_Exercise objective_
Gather every line holding the string "None".

_Stored data_
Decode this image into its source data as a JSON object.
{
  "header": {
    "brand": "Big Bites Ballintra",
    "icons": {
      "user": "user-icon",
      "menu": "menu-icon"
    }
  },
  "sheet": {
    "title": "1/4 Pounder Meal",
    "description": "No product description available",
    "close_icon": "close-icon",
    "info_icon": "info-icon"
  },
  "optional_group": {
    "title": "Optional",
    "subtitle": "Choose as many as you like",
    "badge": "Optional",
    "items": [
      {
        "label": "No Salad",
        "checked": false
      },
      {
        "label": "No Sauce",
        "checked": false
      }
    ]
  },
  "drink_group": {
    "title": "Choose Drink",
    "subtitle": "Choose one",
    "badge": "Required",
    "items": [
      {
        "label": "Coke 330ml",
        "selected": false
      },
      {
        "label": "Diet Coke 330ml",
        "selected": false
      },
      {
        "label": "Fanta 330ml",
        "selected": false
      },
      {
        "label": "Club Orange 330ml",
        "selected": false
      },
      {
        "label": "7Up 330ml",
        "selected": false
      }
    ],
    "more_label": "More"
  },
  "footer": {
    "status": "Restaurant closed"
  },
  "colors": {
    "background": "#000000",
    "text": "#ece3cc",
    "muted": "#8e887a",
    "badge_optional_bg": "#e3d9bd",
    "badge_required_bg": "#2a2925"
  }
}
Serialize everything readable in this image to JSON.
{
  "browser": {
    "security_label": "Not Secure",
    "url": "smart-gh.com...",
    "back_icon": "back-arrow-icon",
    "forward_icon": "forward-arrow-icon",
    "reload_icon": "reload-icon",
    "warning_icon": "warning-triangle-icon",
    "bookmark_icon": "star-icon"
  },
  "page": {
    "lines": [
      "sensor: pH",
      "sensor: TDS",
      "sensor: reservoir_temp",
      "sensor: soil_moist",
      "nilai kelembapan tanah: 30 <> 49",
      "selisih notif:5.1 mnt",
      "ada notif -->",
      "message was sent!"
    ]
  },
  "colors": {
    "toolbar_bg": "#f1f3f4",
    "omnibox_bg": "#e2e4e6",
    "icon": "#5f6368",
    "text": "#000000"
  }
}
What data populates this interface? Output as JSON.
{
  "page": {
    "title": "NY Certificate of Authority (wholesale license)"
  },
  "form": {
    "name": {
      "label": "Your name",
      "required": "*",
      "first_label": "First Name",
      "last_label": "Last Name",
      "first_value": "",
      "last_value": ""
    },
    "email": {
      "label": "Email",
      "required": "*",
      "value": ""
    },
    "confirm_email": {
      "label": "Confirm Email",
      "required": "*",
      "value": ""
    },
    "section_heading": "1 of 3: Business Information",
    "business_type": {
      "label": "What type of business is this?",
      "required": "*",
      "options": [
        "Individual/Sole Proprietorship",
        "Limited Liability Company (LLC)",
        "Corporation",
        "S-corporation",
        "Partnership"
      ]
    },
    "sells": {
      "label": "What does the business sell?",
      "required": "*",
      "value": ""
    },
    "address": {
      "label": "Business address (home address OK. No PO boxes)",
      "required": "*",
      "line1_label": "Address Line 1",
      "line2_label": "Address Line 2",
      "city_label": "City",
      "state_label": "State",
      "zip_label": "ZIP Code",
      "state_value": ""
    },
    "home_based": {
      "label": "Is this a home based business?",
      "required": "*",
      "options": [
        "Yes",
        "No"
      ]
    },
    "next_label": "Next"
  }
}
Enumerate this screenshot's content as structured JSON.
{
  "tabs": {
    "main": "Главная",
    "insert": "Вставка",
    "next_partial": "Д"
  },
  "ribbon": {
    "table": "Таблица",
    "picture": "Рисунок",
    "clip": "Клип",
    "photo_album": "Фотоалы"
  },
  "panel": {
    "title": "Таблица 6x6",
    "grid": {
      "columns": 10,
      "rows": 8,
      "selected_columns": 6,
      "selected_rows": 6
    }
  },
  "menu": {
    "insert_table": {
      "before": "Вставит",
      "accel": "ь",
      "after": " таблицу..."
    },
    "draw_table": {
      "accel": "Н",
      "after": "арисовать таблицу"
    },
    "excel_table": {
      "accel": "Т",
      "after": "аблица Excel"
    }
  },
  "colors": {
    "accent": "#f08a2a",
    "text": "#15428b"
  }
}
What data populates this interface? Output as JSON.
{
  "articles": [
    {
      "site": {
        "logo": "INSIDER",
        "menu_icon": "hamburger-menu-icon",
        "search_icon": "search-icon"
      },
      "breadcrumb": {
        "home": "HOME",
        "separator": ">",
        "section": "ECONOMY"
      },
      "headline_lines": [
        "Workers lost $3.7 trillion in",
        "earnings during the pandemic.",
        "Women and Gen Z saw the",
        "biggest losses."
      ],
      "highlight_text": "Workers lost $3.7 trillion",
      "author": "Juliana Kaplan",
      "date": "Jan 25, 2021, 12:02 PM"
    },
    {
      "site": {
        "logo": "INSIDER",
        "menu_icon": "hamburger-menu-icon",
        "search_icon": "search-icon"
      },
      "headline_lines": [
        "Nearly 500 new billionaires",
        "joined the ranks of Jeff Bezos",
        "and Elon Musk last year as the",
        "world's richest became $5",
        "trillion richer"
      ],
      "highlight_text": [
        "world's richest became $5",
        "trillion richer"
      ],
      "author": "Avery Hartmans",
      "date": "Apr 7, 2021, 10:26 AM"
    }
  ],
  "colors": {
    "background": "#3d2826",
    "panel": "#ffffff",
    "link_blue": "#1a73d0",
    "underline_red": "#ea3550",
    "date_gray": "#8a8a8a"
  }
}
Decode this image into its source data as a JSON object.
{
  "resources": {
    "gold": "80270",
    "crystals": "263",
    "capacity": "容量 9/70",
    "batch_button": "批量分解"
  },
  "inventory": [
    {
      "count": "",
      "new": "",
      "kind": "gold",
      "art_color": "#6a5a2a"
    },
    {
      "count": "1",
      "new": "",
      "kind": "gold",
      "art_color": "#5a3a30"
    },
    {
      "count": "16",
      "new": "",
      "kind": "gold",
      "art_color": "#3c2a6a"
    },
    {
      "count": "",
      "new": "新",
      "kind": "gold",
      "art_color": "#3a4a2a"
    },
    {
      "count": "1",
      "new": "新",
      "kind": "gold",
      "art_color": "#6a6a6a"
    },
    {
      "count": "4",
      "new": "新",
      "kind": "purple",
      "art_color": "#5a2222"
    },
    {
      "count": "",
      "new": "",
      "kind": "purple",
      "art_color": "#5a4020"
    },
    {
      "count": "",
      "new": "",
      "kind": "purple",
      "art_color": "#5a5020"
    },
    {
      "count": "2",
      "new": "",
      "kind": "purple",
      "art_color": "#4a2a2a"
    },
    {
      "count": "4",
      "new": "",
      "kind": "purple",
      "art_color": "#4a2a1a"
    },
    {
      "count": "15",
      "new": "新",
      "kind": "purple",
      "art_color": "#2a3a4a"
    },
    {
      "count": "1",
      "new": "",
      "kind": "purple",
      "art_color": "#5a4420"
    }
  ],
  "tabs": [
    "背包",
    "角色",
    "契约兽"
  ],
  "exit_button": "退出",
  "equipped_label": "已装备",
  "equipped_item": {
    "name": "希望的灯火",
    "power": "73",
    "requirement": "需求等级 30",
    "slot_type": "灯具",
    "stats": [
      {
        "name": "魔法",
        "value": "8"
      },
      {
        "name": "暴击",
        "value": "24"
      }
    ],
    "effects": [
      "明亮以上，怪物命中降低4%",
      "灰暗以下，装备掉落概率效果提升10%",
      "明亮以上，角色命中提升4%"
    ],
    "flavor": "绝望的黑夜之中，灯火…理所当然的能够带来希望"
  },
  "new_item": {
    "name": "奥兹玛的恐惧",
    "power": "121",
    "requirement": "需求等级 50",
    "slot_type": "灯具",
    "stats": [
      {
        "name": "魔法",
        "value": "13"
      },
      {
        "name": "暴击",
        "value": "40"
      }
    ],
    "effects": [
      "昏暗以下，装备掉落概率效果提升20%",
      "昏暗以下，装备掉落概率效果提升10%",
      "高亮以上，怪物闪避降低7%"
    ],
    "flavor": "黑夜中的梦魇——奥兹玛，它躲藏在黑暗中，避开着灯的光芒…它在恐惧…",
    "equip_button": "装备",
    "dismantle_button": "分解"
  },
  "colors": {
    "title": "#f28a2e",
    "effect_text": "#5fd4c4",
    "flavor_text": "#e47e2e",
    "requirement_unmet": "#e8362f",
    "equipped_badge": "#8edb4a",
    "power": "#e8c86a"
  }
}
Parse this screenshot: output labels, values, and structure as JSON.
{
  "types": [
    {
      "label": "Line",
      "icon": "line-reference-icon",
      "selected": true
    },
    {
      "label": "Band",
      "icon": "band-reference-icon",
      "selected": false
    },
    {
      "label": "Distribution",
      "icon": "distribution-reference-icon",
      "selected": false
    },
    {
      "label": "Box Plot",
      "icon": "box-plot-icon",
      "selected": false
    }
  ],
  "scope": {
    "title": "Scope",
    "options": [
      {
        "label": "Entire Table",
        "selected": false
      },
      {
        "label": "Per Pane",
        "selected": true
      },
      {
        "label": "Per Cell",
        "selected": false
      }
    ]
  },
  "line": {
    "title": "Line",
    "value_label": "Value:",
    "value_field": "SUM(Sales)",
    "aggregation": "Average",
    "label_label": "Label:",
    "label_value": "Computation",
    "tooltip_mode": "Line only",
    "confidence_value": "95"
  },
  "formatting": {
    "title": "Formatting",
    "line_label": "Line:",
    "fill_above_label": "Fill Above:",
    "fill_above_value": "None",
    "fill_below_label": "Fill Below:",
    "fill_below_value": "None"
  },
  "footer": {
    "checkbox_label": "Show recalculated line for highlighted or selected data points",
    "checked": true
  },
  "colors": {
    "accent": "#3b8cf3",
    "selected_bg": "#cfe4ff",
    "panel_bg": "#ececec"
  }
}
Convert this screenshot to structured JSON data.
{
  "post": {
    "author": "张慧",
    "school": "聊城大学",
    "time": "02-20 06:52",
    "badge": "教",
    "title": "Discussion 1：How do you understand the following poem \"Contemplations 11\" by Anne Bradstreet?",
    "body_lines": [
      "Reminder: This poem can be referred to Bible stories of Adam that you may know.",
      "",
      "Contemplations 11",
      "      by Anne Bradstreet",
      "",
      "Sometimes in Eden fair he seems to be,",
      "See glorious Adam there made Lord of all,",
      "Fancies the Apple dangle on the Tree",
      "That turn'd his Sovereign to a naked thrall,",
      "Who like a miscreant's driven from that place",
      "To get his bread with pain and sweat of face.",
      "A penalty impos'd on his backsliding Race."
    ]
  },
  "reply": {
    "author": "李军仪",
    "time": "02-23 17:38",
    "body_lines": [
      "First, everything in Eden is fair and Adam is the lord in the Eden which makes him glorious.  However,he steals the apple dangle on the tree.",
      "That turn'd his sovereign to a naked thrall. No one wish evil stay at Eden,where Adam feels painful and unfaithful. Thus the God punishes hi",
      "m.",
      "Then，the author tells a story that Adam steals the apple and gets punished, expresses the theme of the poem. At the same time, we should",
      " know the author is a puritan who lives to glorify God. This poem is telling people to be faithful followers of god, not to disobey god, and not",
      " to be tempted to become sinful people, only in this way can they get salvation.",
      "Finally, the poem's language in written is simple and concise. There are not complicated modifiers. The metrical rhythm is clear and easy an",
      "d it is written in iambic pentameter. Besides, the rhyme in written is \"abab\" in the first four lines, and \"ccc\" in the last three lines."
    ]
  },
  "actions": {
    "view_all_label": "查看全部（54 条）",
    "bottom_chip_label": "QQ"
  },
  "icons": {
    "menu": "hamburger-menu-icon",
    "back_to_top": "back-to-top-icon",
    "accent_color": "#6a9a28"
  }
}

_Output of the exercise_
    "fill_above_value": "None",
    "fill_below_value": "None"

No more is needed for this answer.